● **INSTRUCTIONS FOR THE TASK**
Reproduce each line from the records that holds "visible".

● **EXTRACTED RECORDS**
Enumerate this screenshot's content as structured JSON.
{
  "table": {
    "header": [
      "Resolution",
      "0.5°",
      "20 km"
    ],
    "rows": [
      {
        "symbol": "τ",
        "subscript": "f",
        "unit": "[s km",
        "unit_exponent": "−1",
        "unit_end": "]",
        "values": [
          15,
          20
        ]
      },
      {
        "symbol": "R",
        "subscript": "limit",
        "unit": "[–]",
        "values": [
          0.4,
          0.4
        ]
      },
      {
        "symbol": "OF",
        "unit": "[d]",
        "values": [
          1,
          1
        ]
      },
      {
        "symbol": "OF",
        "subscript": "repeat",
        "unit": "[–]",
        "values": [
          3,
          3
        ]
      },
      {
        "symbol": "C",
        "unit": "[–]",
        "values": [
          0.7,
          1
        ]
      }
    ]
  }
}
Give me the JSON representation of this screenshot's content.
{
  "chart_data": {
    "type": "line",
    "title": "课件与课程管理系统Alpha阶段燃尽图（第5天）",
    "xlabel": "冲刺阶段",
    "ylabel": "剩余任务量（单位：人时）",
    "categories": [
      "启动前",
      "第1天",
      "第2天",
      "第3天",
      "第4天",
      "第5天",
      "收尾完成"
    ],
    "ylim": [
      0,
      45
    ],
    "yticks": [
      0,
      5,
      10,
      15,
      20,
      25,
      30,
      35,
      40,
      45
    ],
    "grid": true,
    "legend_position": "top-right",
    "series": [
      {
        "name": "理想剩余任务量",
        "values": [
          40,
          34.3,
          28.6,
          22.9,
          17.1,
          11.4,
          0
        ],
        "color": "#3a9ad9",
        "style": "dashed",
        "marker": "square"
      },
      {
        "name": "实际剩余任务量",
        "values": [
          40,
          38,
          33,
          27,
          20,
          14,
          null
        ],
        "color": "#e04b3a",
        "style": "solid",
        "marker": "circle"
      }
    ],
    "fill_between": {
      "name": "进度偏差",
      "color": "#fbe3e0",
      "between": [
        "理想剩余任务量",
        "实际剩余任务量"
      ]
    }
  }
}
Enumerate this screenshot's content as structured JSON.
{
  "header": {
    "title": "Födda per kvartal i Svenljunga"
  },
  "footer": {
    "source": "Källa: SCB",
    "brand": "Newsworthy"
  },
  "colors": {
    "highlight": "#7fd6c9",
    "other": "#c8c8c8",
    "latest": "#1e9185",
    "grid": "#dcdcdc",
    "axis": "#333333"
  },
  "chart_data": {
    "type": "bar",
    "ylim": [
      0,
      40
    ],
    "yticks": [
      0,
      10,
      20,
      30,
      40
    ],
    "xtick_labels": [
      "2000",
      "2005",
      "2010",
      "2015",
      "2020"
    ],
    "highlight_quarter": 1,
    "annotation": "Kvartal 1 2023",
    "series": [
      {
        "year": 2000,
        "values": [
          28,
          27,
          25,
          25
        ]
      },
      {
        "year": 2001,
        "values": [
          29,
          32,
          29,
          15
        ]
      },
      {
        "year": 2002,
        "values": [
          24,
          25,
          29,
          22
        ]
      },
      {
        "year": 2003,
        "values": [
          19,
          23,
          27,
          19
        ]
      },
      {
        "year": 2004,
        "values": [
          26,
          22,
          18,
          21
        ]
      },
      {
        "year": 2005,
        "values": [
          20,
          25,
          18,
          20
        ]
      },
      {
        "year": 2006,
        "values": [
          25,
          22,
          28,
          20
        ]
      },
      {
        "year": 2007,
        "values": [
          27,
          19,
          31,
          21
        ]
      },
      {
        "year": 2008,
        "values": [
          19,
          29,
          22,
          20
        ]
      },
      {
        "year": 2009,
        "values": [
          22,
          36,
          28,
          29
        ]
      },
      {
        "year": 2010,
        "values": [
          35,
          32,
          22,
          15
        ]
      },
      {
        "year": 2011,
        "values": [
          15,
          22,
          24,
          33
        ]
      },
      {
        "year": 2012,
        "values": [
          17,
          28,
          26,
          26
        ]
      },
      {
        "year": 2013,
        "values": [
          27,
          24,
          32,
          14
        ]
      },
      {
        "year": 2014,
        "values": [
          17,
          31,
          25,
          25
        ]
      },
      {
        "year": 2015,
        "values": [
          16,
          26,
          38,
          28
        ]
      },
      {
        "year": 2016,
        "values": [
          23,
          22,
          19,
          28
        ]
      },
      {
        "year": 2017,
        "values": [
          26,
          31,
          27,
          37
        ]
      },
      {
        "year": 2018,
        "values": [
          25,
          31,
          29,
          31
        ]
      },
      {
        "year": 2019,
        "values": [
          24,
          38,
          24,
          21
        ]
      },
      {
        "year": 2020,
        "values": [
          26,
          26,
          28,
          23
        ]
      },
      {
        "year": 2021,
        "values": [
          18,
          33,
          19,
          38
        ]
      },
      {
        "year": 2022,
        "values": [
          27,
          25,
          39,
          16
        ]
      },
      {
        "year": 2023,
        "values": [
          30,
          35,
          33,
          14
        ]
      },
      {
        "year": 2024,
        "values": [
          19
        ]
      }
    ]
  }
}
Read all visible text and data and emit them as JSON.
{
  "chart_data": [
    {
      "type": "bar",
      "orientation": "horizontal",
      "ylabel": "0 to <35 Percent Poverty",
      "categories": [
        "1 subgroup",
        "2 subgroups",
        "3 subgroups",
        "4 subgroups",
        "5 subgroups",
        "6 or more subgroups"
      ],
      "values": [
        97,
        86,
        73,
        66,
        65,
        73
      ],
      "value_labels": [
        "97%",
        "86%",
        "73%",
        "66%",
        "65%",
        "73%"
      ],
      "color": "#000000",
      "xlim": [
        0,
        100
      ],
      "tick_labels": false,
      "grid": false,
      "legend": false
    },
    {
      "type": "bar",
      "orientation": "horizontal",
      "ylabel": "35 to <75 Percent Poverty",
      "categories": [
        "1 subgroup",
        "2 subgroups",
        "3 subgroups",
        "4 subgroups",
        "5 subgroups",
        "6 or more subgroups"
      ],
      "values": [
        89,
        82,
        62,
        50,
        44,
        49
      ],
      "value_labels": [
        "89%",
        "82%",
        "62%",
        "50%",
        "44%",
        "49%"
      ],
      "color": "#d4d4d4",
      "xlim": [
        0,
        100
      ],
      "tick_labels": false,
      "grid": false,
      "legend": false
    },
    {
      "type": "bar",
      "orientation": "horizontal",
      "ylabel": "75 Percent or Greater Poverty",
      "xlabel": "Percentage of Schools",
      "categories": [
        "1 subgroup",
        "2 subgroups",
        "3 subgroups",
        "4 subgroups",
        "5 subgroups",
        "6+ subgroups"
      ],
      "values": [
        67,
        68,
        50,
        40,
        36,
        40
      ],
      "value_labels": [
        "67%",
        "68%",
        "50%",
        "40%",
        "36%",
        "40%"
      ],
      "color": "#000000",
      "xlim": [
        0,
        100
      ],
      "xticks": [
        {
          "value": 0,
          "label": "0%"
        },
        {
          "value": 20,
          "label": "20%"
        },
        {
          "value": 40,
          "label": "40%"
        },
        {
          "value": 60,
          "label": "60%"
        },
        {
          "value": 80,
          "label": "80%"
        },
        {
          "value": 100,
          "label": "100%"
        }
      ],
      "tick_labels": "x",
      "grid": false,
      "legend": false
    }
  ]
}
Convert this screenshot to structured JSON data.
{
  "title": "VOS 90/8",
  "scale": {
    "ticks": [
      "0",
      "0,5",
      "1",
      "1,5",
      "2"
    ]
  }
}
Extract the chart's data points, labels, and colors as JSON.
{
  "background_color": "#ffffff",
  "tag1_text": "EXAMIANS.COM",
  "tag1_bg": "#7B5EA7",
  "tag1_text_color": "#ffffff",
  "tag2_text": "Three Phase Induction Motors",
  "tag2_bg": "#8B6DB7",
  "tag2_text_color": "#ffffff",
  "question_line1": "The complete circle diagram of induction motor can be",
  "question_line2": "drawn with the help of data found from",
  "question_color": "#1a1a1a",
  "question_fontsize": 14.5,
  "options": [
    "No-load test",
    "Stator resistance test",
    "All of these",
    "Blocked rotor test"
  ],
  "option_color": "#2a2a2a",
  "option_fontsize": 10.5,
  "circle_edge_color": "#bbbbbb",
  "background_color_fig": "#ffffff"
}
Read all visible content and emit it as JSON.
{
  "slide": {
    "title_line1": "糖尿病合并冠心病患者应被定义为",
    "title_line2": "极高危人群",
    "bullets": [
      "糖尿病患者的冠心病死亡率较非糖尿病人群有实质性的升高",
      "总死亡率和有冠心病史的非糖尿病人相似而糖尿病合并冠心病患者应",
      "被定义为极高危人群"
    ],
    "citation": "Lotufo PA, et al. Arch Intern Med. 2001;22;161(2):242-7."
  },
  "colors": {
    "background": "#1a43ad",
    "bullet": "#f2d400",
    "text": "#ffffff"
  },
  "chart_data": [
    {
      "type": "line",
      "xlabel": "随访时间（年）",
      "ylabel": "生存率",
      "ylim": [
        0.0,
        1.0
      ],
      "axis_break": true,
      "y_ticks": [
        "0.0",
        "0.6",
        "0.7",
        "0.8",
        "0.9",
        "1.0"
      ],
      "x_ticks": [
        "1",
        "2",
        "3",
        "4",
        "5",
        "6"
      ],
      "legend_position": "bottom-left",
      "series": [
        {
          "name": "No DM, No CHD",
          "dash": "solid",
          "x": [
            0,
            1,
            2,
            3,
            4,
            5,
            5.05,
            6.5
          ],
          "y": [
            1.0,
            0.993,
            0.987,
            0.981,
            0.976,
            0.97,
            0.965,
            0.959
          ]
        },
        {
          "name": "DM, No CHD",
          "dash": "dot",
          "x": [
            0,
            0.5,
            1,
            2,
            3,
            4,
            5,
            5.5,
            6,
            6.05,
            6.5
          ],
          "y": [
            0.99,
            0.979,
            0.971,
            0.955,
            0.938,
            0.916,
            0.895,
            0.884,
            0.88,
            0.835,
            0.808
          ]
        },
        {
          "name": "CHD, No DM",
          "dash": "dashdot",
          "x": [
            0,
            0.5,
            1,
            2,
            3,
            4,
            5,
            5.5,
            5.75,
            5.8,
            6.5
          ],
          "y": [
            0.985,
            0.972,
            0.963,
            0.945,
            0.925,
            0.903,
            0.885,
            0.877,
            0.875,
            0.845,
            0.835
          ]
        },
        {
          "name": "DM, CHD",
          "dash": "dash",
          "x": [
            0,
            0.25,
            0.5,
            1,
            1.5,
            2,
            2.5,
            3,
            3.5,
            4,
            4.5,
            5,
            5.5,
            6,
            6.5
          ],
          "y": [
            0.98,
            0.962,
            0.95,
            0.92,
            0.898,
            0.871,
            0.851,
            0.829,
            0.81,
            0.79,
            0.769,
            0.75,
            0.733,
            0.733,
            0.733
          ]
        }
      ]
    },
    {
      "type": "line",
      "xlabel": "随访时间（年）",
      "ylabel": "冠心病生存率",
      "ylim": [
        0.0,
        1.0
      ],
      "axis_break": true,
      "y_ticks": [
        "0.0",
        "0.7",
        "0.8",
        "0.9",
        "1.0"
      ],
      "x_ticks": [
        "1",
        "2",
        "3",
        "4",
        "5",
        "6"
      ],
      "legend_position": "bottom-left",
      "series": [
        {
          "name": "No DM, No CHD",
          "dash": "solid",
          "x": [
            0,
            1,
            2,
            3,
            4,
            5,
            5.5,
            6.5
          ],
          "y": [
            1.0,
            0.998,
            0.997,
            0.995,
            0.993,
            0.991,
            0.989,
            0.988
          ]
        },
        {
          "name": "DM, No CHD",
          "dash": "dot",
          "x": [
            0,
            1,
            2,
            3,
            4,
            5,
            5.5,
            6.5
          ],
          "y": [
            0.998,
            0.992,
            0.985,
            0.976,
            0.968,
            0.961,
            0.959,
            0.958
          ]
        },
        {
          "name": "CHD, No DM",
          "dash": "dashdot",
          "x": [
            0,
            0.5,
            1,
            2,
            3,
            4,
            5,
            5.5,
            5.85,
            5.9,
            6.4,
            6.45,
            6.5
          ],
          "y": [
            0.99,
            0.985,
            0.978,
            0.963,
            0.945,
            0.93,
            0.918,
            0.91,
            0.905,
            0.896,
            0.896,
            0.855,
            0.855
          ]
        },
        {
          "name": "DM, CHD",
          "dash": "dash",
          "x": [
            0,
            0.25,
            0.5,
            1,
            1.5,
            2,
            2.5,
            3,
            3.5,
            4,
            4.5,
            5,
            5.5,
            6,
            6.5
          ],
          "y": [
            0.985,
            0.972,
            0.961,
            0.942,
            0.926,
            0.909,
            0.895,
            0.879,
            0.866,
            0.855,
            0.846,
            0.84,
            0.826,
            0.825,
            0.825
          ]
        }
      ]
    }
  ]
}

● **ANSWER TO THIS TASK**
Read all visible text and data and emit them as JSON.
Read all visible content and emit it as JSON.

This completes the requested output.